====== Dataset rows

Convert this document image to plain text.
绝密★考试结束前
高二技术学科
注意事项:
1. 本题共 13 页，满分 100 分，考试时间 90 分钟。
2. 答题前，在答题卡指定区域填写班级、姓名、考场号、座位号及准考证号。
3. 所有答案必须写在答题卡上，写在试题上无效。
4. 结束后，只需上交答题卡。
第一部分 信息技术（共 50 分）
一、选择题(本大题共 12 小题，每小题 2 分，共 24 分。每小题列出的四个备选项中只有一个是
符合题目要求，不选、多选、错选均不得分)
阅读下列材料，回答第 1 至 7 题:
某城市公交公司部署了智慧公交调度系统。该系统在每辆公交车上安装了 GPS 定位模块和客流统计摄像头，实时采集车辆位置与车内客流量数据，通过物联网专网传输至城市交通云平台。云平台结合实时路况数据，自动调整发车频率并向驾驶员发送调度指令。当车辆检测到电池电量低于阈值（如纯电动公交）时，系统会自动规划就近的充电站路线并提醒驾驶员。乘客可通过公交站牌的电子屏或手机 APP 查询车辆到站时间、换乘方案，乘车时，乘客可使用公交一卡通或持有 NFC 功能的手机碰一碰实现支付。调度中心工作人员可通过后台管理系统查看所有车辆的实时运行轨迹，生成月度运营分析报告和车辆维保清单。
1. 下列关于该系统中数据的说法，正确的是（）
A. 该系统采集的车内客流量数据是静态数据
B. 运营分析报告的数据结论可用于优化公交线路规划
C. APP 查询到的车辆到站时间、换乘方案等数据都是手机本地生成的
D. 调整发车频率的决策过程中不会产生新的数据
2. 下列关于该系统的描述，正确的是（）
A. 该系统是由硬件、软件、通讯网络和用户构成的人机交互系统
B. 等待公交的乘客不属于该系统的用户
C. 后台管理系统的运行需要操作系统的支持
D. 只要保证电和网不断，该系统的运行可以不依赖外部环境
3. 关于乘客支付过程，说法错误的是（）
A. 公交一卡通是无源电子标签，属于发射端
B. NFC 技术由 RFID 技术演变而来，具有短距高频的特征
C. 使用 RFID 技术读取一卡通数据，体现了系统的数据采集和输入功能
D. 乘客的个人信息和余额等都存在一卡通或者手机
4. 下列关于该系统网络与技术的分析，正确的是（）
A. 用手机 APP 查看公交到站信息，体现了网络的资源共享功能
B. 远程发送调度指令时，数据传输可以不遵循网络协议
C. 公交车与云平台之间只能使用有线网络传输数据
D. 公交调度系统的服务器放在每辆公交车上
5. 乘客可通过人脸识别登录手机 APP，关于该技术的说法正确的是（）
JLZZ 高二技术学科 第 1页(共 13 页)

============

List every line above that holds the word "RFID".

**Solution for this exercise**
B. NFC 技术由 RFID 技术演变而来，具有短距高频的特征
C. 使用 RFID 技术读取一卡通数据，体现了系统的数据采集和输入功能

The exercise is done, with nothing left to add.